§ **Request**
Select all lines with the string "screenshot" in them, and copy those lines.

•••••

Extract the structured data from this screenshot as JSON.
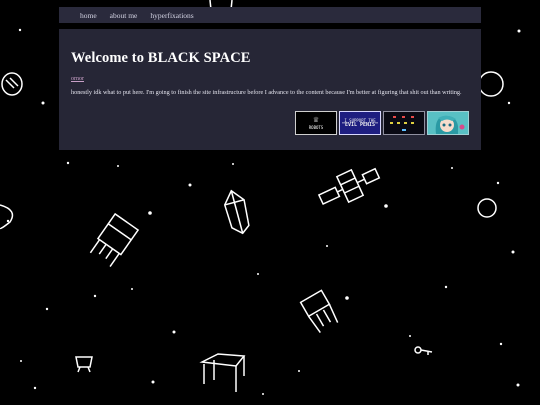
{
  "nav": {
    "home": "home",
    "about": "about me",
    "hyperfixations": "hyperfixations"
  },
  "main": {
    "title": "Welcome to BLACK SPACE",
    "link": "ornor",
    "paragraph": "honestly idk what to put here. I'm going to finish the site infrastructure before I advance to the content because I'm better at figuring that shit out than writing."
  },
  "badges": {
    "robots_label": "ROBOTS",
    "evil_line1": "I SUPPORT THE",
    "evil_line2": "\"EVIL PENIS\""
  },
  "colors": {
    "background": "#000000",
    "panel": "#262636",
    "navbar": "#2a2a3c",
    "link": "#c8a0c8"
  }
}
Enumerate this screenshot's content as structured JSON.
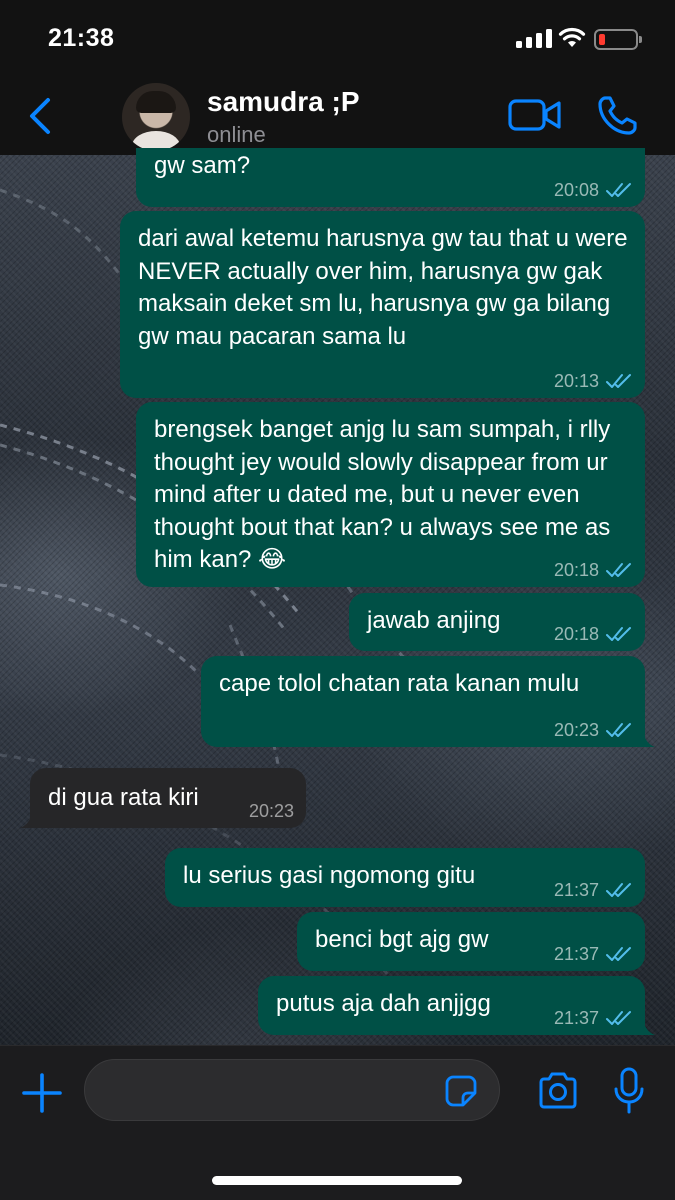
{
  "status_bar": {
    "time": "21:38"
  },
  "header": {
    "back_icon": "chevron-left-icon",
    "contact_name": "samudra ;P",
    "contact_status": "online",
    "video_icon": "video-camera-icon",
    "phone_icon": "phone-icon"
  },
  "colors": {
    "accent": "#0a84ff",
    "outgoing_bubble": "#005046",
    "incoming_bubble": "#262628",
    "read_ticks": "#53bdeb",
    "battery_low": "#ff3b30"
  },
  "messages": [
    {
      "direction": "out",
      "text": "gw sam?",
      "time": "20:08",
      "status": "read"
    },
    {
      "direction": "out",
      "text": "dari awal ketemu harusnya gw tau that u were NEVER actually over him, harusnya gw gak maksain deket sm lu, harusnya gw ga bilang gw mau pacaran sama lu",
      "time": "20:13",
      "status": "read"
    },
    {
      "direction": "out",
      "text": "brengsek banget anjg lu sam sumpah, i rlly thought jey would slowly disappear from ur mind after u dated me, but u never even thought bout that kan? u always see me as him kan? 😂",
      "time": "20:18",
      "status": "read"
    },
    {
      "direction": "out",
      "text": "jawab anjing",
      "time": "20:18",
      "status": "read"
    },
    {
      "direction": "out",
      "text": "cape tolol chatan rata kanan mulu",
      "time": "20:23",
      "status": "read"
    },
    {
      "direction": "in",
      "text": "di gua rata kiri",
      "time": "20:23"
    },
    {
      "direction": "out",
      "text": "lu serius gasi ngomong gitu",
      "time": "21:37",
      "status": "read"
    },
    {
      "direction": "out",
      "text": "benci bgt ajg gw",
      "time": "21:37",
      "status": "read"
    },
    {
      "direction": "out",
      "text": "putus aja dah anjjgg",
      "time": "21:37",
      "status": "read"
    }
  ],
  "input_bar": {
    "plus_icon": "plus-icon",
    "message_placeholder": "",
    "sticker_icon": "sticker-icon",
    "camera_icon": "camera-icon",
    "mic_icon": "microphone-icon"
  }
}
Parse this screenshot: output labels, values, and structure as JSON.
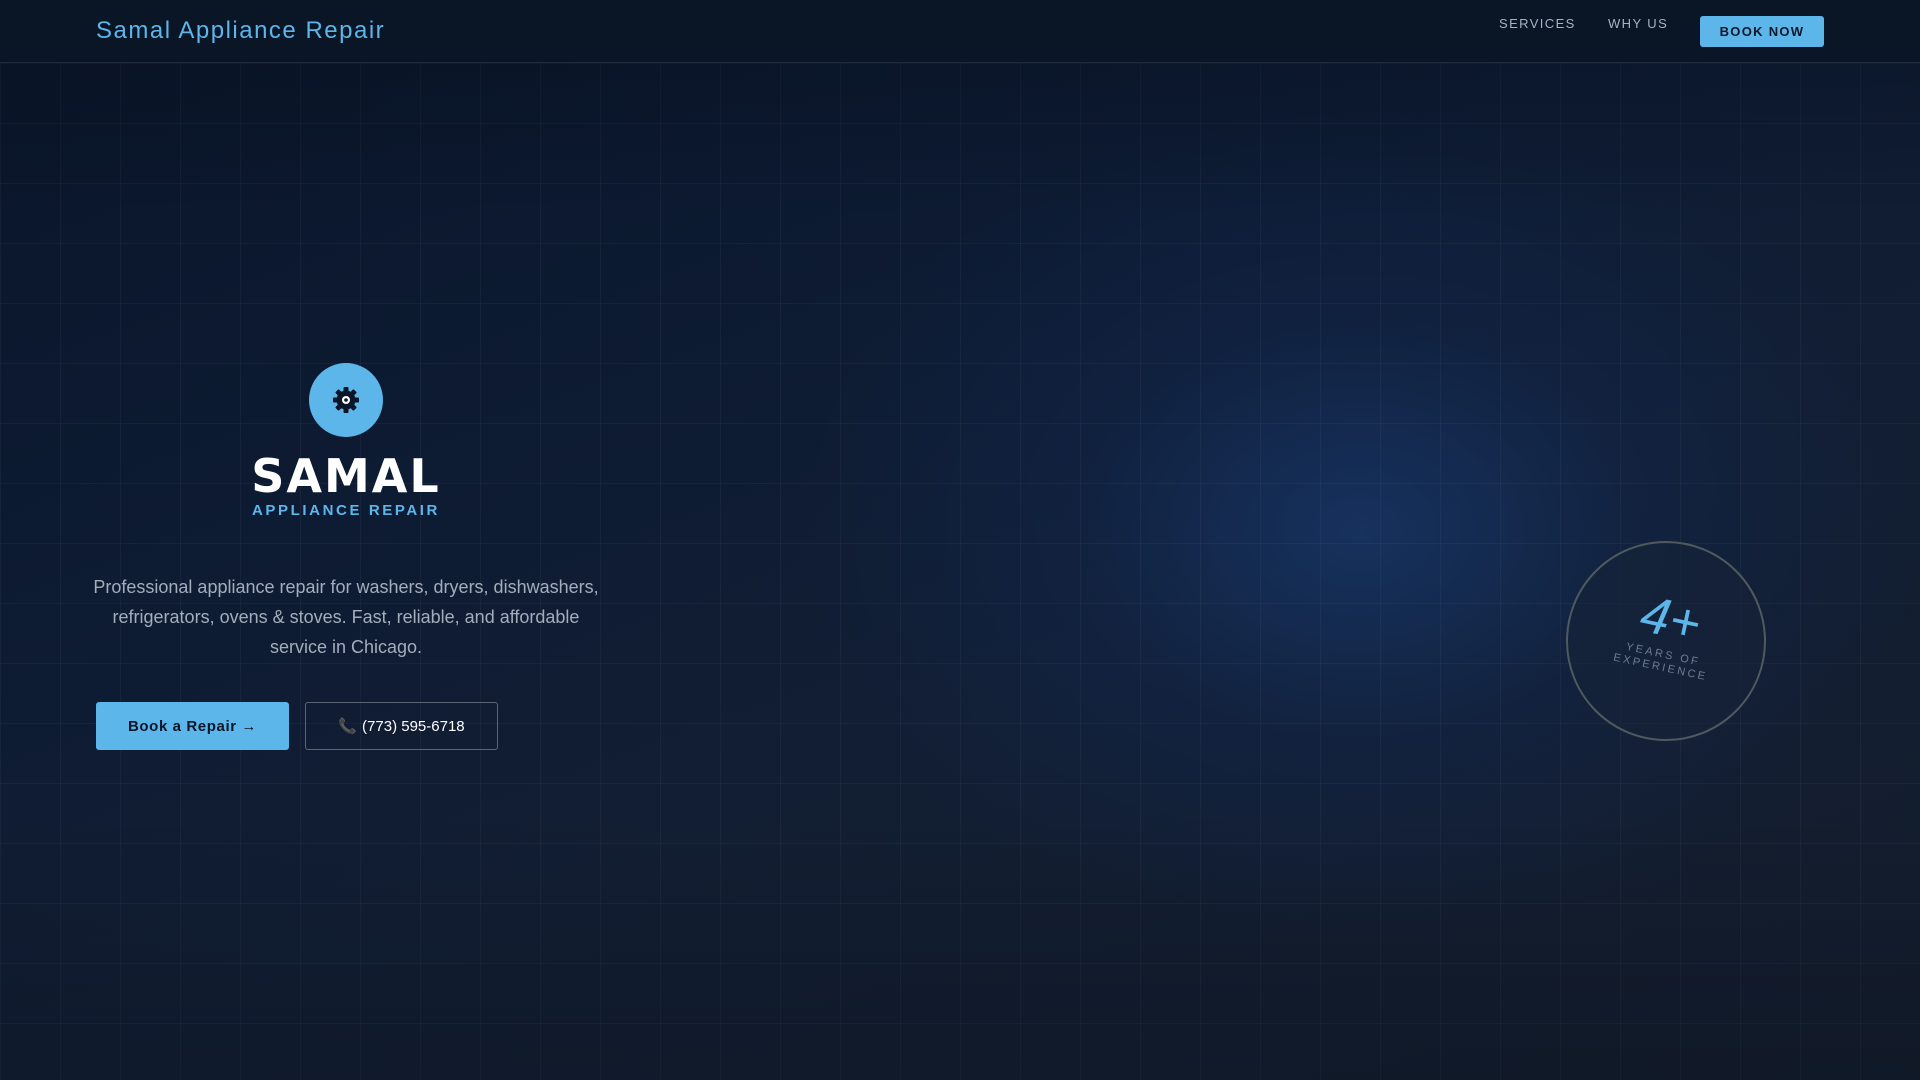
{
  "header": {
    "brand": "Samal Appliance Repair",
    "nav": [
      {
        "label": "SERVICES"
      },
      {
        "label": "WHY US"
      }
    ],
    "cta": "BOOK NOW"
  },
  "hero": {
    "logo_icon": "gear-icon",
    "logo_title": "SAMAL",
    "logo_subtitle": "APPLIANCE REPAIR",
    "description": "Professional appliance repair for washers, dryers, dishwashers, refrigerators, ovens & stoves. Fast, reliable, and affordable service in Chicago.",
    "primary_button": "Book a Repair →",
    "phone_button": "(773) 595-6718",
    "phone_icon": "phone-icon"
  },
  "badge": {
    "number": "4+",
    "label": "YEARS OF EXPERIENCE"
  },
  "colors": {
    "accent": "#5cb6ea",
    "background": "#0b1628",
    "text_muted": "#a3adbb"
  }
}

•••••

§ **Solved problem**
Extract the structured data from this screenshot as JSON.
Enumerate this screenshot's content as structured JSON.
Parse this screenshot: output labels, values, and structure as JSON.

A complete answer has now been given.